— Start Input for this task —

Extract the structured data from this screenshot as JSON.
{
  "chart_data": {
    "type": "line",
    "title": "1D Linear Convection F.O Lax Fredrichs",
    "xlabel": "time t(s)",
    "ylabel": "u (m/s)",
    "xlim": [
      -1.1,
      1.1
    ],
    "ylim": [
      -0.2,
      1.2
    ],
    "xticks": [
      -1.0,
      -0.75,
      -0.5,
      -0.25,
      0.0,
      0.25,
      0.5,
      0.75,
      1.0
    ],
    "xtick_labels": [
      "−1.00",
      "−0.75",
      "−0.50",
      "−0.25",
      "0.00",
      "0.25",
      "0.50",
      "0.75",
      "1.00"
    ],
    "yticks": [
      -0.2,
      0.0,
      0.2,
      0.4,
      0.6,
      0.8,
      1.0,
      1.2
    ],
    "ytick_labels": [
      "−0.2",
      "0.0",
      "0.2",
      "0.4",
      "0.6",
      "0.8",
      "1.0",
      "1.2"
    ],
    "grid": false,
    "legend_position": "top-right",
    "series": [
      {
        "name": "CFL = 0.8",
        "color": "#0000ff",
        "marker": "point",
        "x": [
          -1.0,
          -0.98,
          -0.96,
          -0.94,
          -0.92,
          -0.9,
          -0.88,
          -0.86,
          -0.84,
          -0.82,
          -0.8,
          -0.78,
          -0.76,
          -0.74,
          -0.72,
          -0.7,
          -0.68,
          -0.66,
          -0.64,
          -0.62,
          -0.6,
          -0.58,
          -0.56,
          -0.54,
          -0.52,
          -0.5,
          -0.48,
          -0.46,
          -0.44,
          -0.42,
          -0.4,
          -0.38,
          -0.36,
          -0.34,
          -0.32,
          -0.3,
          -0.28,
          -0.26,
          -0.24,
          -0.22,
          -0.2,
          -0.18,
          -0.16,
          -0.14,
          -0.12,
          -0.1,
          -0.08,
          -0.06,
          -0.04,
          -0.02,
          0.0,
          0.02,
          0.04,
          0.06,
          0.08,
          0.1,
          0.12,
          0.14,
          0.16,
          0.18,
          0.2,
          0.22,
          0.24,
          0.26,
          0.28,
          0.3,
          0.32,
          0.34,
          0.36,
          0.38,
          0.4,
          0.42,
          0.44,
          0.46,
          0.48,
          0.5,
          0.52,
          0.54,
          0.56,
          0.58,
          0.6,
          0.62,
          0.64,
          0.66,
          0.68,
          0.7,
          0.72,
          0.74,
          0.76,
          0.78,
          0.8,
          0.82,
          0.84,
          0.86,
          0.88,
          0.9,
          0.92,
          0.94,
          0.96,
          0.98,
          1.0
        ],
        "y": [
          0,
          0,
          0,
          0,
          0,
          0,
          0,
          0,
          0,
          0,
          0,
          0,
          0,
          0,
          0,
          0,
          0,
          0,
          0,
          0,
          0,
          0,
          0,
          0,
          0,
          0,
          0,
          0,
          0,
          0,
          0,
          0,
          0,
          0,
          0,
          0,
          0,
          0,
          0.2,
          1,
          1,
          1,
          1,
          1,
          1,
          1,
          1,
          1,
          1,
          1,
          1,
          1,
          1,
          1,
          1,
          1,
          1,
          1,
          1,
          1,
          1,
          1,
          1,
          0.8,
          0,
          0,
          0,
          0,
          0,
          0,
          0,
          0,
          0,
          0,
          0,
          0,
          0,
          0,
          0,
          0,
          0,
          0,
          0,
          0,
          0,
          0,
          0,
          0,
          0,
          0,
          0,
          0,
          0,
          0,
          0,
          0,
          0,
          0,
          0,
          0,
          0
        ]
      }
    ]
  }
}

— End Input for this task —

Work to do
Take the entries above and transcribe them in full.

Reply
Extract the structured data from this screenshot as JSON.
{
  "chart_data": {
    "type": "line",
    "title": "1D Linear Convection F.O Lax Fredrichs",
    "xlabel": "time t(s)",
    "ylabel": "u (m/s)",
    "xlim": [
      -1.1,
      1.1
    ],
    "ylim": [
      -0.2,
      1.2
    ],
    "xticks": [
      -1.0,
      -0.75,
      -0.5,
      -0.25,
      0.0,
      0.25,
      0.5,
      0.75,
      1.0
    ],
    "xtick_labels": [
      "−1.00",
      "−0.75",
      "−0.50",
      "−0.25",
      "0.00",
      "0.25",
      "0.50",
      "0.75",
      "1.00"
    ],
    "yticks": [
      -0.2,
      0.0,
      0.2,
      0.4,
      0.6,
      0.8,
      1.0,
      1.2
    ],
    "ytick_labels": [
      "−0.2",
      "0.0",
      "0.2",
      "0.4",
      "0.6",
      "0.8",
      "1.0",
      "1.2"
    ],
    "grid": false,
    "legend_position": "top-right",
    "series": [
      {
        "name": "CFL = 0.8",
        "color": "#0000ff",
        "marker": "point",
        "x": [
          -1.0,
          -0.98,
          -0.96,
          -0.94,
          -0.92,
          -0.9,
          -0.88,
          -0.86,
          -0.84,
          -0.82,
          -0.8,
          -0.78,
          -0.76,
          -0.74,
          -0.72,
          -0.7,
          -0.68,
          -0.66,
          -0.64,
          -0.62,
          -0.6,
          -0.58,
          -0.56,
          -0.54,
          -0.52,
          -0.5,
          -0.48,
          -0.46,
          -0.44,
          -0.42,
          -0.4,
          -0.38,
          -0.36,
          -0.34,
          -0.32,
          -0.3,
          -0.28,
          -0.26,
          -0.24,
          -0.22,
          -0.2,
          -0.18,
          -0.16,
          -0.14,
          -0.12,
          -0.1,
          -0.08,
          -0.06,
          -0.04,
          -0.02,
          0.0,
          0.02,
          0.04,
          0.06,
          0.08,
          0.1,
          0.12,
          0.14,
          0.16,
          0.18,
          0.2,
          0.22,
          0.24,
          0.26,
          0.28,
          0.3,
          0.32,
          0.34,
          0.36,
          0.38,
          0.4,
          0.42,
          0.44,
          0.46,
          0.48,
          0.5,
          0.52,
          0.54,
          0.56,
          0.58,
          0.6,
          0.62,
          0.64,
          0.66,
          0.68,
          0.7,
          0.72,
          0.74,
          0.76,
          0.78,
          0.8,
          0.82,
          0.84,
          0.86,
          0.88,
          0.9,
          0.92,
          0.94,
          0.96,
          0.98,
          1.0
        ],
        "y": [
          0,
          0,
          0,
          0,
          0,
          0,
          0,
          0,
          0,
          0,
          0,
          0,
          0,
          0,
          0,
          0,
          0,
          0,
          0,
          0,
          0,
          0,
          0,
          0,
          0,
          0,
          0,
          0,
          0,
          0,
          0,
          0,
          0,
          0,
          0,
          0,
          0,
          0,
          0.2,
          1,
          1,
          1,
          1,
          1,
          1,
          1,
          1,
          1,
          1,
          1,
          1,
          1,
          1,
          1,
          1,
          1,
          1,
          1,
          1,
          1,
          1,
          1,
          1,
          0.8,
          0,
          0,
          0,
          0,
          0,
          0,
          0,
          0,
          0,
          0,
          0,
          0,
          0,
          0,
          0,
          0,
          0,
          0,
          0,
          0,
          0,
          0,
          0,
          0,
          0,
          0,
          0,
          0,
          0,
          0,
          0,
          0,
          0,
          0,
          0,
          0,
          0
        ]
      }
    ]
  }
}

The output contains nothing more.